> Exercise task
Retype exactly and only the lines from the one that contains "OCR this image." through the final line of the data; pictures are left out.

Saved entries

⟨

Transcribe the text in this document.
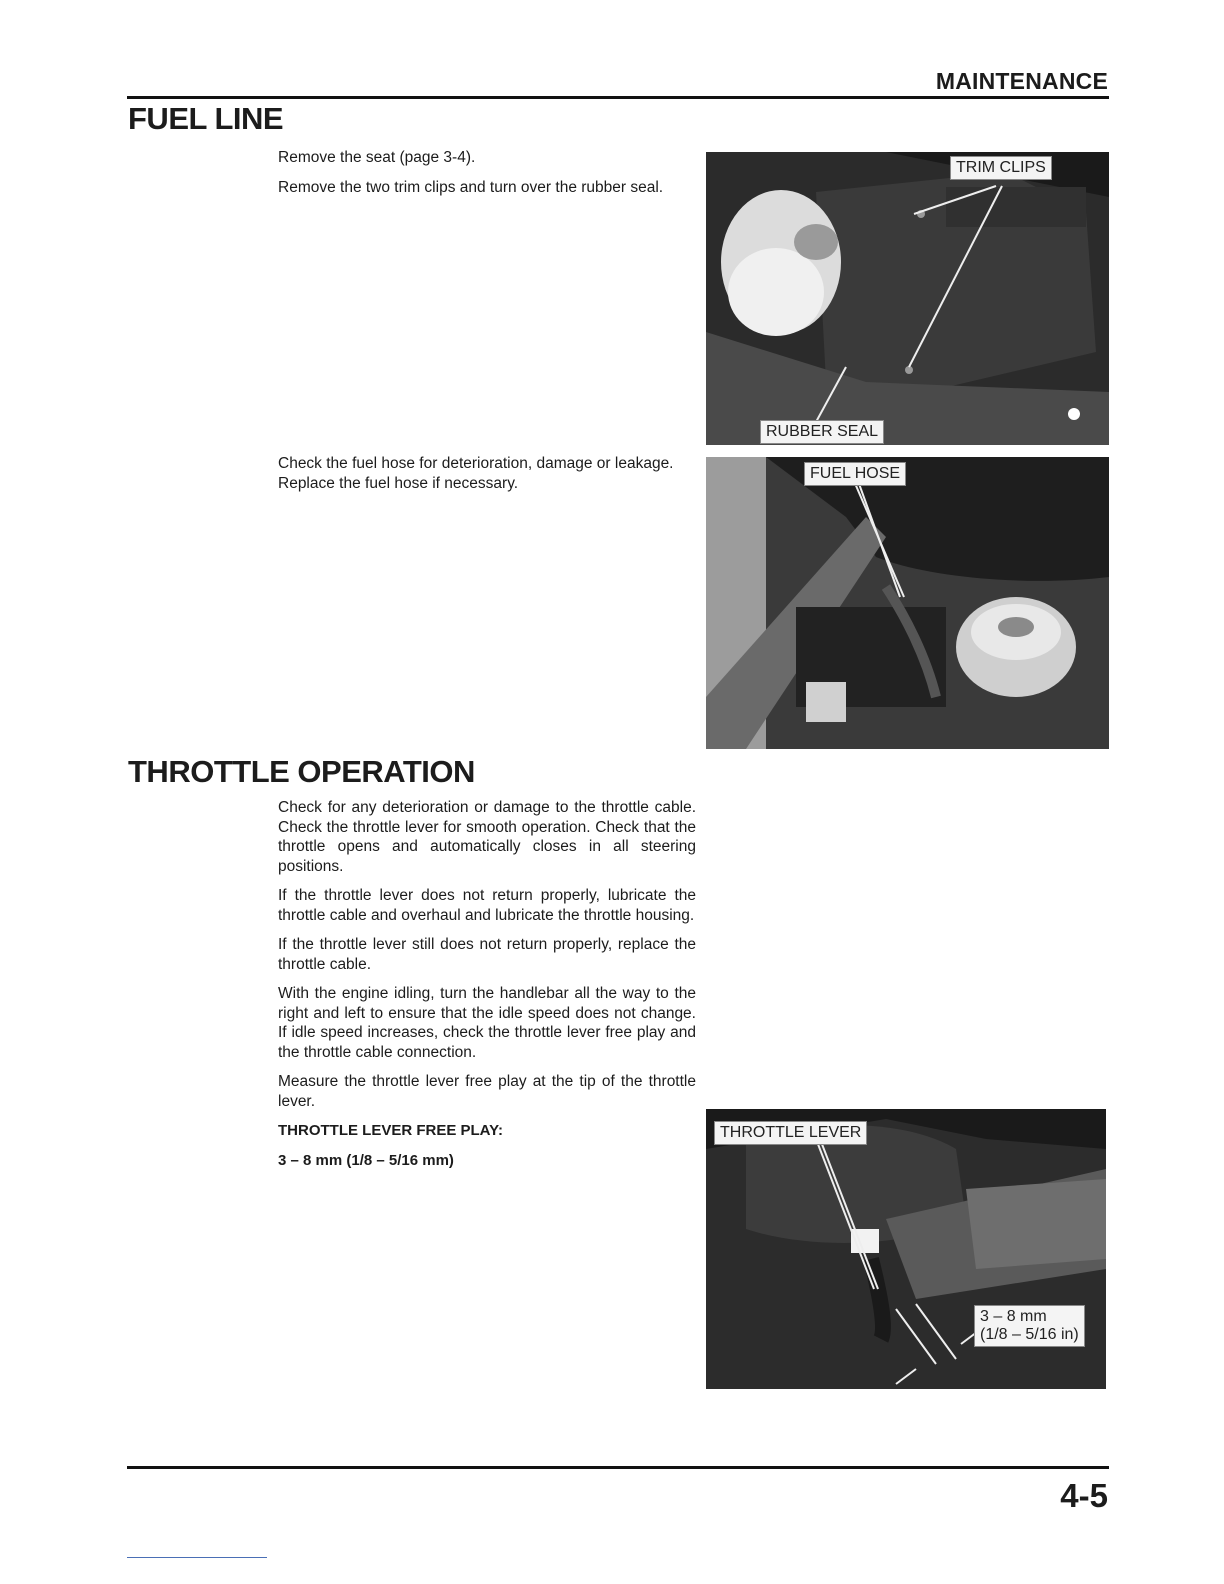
MAINTENANCE
FUEL LINE

Remove the seat (page 3-4).

Remove the two trim clips and turn over the rubber seal.

Check the fuel hose for deterioration, damage or leakage.

Replace the fuel hose if necessary.

TRIM CLIPS
RUBBER SEAL
FUEL HOSE
THROTTLE OPERATION

Check for any deterioration or damage to the throttle cable. Check the throttle lever for smooth operation. Check that the throttle opens and automatically closes in all steering positions.

If the throttle lever does not return properly, lubricate the throttle cable and overhaul and lubricate the throttle housing.

If the throttle lever still does not return properly, replace the throttle cable.

With the engine idling, turn the handlebar all the way to the right and left to ensure that the idle speed does not change. If idle speed increases, check the throttle lever free play and the throttle cable connection.

Measure the throttle lever free play at the tip of the throttle lever.

THROTTLE LEVER FREE PLAY:

3 – 8 mm (1/8 – 5/16 mm)

THROTTLE LEVER
3 – 8 mm
(1/8 – 5/16 in)
4-5
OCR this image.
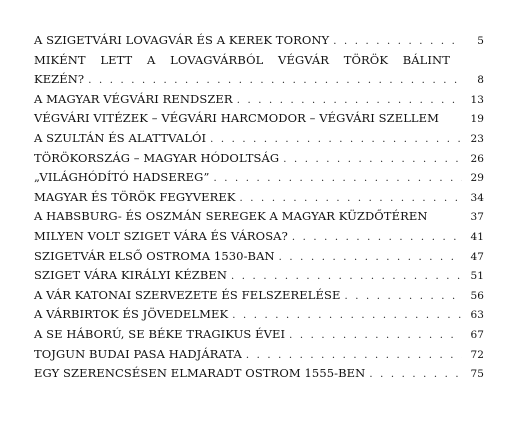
A SZIGETVÁRI LOVAGVÁR ÉS A KEREK TORONY . . .	5
MIKÉNT LETT A LOVAGVÁRBÓL VÉGVÁR TÖRÖK BÁLINT
KEZÉN? . . .	8
A MAGYAR VÉGVÁRI RENDSZER . . .	13
VÉGVÁRI VITÉZEK – VÉGVÁRI HARCMODOR – VÉGVÁRI SZELLEM	19
A SZULTÁN ÉS ALATTVALÓI . . .	23
TÖRÖKORSZÁG – MAGYAR HÓDOLTSÁG . . .	26
„VILÁGHÓDÍTÓ HADSEREG” . . .	29
MAGYAR ÉS TÖRÖK FEGYVEREK . . .	34
A HABSBURG- ÉS OSZMÁN SEREGEK A MAGYAR KÜZDŐTÉREN	37
MILYEN VOLT SZIGET VÁRA ÉS VÁROSA? . . .	41
SZIGETVÁR ELSŐ OSTROMA 1530-BAN . . .	47
SZIGET VÁRA KIRÁLYI KÉZBEN . . .	51
A VÁR KATONAI SZERVEZETE ÉS FELSZERELÉSE . . .	56
A VÁRBIRTOK ÉS JÖVEDELMEK . . .	63
A SE HÁBORÚ, SE BÉKE TRAGIKUS ÉVEI . . .	67
TOJGUN BUDAI PASA HADJÁRATA . . .	72
EGY SZERENCSÉSEN ELMARADT OSTROM 1555-BEN . . .	75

⟩

> Result
OCR this image.
A SZIGETVÁRI LOVAGVÁR ÉS A KEREK TORONY . . .	5
MIKÉNT LETT A LOVAGVÁRBÓL VÉGVÁR TÖRÖK BÁLINT
KEZÉN? . . .	8
A MAGYAR VÉGVÁRI RENDSZER . . .	13
VÉGVÁRI VITÉZEK – VÉGVÁRI HARCMODOR – VÉGVÁRI SZELLEM	19
A SZULTÁN ÉS ALATTVALÓI . . .	23
TÖRÖKORSZÁG – MAGYAR HÓDOLTSÁG . . .	26
„VILÁGHÓDÍTÓ HADSEREG” . . .	29
MAGYAR ÉS TÖRÖK FEGYVEREK . . .	34
A HABSBURG- ÉS OSZMÁN SEREGEK A MAGYAR KÜZDŐTÉREN	37
MILYEN VOLT SZIGET VÁRA ÉS VÁROSA? . . .	41
SZIGETVÁR ELSŐ OSTROMA 1530-BAN . . .	47
SZIGET VÁRA KIRÁLYI KÉZBEN . . .	51
A VÁR KATONAI SZERVEZETE ÉS FELSZERELÉSE . . .	56
A VÁRBIRTOK ÉS JÖVEDELMEK . . .	63
A SE HÁBORÚ, SE BÉKE TRAGIKUS ÉVEI . . .	67
TOJGUN BUDAI PASA HADJÁRATA . . .	72
EGY SZERENCSÉSEN ELMARADT OSTROM 1555-BEN . . .	75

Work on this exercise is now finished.